Extract to read:
It’s 12:30 a.m. on a Friday and you’re exhausted. You just spent six hours in a classroom in Lane Hall cramming for an exam that you’re still woefully unprepared for. As you close the door behind you and get ready to head home, a less-than-desirable smell meets your nostrils.
You quickly recognize the aroma of feet and glance over to see one of your classmates wave at you as he pads his way across the floor with no shoes or socks in sight. All you can do is hold your breath, avert your eyes, and return his wave as politely as you can.
No shoes, no shirt, no service. While it remains a regulation at most businesses today, it is also a widely accepted, unwritten rule of common decency.
At Hillsdale, however, some of the student body seems to be ignorant of that rule, or at least don’t care that it exists. Whether it’s in the Union, Lane or Kendall after hours, or even just on their way to class, a disturbingly large number of students choose to forgo even open-toed shoes.
I enjoy the feel of concrete and hard tile on the soles of my feet as much as the next guy, but there’s seeing someone walk barefoot through the Union at 10 a.m. feels barbaric.
Shoes, believe it or not, exist in modern culture for a reason — quite a few, actually.
For one, shoes are a common decency to those around you. Unlike your room in your house or dorm, there are other people around you in public, and those people don’t want to see your feet on their way to class in the morning.
What if a classmate decided it was too hot to wear a shirt up the hill? It would be distracting and unsettling. For our barefoot buddies, it seems, the rigid constriction of shoes outweighs the comfort and focus of their classmates.
If a common social convention doesn’t convince shoe haters — it clearly hasn’t stopped them before — maybe health will. Though the college’s custodial staff does their very best to keep campus clean, they don’t catch everything.

[Records from a dataset]
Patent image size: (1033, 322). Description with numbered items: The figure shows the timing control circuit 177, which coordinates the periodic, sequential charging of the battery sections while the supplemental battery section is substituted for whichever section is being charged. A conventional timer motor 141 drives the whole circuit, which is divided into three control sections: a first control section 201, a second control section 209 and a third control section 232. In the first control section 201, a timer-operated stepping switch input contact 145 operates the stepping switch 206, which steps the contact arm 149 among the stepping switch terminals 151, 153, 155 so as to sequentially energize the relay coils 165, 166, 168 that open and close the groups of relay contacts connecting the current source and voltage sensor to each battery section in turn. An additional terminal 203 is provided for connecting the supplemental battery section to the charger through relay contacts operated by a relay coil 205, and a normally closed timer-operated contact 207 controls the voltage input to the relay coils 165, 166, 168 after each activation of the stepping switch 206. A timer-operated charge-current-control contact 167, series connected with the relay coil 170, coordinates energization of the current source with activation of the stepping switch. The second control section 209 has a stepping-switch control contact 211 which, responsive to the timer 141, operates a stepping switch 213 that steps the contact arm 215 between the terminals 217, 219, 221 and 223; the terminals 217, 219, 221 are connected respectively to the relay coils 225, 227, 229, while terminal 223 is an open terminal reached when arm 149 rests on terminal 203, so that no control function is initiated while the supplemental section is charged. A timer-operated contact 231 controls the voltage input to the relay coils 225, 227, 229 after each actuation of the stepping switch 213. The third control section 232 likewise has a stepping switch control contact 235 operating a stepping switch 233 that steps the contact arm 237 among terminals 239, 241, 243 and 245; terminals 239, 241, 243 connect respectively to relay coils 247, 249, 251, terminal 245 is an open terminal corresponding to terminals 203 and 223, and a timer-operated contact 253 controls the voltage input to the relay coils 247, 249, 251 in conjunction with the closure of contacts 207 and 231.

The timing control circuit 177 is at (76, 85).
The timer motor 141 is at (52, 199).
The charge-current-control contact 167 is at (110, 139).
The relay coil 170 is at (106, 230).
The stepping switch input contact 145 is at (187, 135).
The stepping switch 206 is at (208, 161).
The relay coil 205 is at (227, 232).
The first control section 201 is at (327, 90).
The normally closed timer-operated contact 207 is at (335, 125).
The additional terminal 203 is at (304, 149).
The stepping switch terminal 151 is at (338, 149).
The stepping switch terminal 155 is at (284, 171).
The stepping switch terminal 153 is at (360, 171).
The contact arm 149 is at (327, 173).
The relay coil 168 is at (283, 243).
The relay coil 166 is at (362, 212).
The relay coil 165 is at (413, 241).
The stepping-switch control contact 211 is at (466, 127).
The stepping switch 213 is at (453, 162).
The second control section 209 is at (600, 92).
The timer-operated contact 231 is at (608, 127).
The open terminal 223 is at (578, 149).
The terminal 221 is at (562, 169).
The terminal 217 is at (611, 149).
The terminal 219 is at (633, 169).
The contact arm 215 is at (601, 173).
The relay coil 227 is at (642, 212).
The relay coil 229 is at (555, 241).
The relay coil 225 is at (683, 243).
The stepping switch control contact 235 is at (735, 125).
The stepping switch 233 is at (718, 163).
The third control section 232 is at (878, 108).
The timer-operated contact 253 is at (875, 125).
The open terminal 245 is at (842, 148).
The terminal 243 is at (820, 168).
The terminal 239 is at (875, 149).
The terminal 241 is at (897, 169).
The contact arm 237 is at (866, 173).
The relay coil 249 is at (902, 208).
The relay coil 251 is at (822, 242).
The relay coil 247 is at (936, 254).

Task instructions:
Quote the opinion piece about going barefoot on campus between "Shoes, believe it" and "of their classmates.", inclusive.

Answer to this task:
Shoes, believe it or not, exist in modern culture for a reason — quite a few, actually.
For one, shoes are a common decency to those around you. Unlike your room in your house or dorm, there are other people around you in public, and those people don’t want to see your feet on their way to class in the morning.
What if a classmate decided it was too hot to wear a shirt up the hill? It would be distracting and unsettling. For our barefoot buddies, it seems, the rigid constriction of shoes outweighs the comfort and focus of their classmates.